OBJECTIVE -
Leave out any pictures and transcribe all other data below exactly.
*** GIVEN RECORDS
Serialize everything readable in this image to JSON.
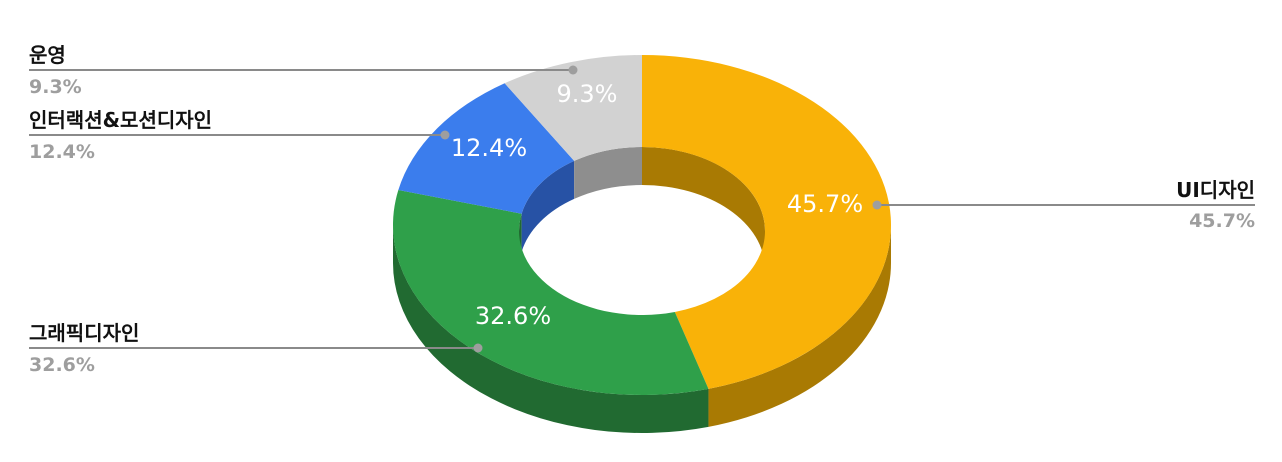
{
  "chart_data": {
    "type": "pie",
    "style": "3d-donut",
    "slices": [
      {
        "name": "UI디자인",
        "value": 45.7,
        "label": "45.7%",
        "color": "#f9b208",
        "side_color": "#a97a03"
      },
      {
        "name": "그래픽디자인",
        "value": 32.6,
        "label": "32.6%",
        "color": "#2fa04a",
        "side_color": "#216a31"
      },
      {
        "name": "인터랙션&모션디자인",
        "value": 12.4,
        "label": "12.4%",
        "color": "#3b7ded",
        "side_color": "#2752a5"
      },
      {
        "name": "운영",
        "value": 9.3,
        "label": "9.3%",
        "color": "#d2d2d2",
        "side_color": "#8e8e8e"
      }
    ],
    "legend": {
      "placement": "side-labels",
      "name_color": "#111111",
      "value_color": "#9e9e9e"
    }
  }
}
******
ANSWER IN FULL -
Serialize everything readable in this image to JSON.
{
  "chart_data": {
    "type": "pie",
    "style": "3d-donut",
    "slices": [
      {
        "name": "UI디자인",
        "value": 45.7,
        "label": "45.7%",
        "color": "#f9b208",
        "side_color": "#a97a03"
      },
      {
        "name": "그래픽디자인",
        "value": 32.6,
        "label": "32.6%",
        "color": "#2fa04a",
        "side_color": "#216a31"
      },
      {
        "name": "인터랙션&모션디자인",
        "value": 12.4,
        "label": "12.4%",
        "color": "#3b7ded",
        "side_color": "#2752a5"
      },
      {
        "name": "운영",
        "value": 9.3,
        "label": "9.3%",
        "color": "#d2d2d2",
        "side_color": "#8e8e8e"
      }
    ],
    "legend": {
      "placement": "side-labels",
      "name_color": "#111111",
      "value_color": "#9e9e9e"
    }
  }
}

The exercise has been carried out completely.